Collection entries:

#####

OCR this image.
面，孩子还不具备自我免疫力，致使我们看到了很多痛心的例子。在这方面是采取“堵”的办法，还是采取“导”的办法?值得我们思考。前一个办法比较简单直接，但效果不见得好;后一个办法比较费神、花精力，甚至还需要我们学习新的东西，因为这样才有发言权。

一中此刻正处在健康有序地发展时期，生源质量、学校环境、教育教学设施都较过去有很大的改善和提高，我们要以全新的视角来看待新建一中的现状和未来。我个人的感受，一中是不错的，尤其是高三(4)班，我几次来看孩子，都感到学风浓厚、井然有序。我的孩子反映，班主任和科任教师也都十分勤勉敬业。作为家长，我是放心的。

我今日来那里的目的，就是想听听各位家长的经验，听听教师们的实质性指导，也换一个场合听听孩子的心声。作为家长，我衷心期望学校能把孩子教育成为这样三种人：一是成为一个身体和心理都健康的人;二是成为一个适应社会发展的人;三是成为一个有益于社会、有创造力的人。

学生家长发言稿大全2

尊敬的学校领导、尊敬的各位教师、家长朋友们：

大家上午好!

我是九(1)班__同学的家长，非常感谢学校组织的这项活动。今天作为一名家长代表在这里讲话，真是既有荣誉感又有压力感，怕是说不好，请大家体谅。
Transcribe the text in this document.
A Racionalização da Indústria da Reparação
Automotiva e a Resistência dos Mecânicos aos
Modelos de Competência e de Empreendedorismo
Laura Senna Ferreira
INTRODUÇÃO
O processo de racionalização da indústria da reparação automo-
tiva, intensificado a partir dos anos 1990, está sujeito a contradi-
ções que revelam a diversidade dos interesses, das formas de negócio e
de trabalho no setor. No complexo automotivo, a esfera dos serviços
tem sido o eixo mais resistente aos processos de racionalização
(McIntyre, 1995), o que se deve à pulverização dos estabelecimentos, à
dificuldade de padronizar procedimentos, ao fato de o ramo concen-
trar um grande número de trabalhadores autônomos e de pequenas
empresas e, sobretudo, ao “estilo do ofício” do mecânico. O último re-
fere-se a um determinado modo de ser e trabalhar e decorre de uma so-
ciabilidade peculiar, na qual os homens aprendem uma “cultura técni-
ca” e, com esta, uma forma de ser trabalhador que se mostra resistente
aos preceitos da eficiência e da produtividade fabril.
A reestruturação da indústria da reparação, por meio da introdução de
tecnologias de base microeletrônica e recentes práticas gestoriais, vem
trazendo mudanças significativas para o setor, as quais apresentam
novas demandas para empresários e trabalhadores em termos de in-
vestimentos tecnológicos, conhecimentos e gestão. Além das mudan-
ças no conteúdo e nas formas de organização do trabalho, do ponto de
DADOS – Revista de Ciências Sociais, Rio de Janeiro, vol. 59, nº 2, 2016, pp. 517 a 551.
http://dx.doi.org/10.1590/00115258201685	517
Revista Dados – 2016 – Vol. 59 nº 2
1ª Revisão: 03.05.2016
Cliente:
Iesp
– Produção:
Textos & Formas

#####

PROBLEM DETAILS:
Find "trabalhadores". Copy every line it occurs in.

ANSWER TO THIS TASK:
trar um grande número de trabalhadores autônomos e de pequenas
novas demandas para empresários e trabalhadores em termos de in-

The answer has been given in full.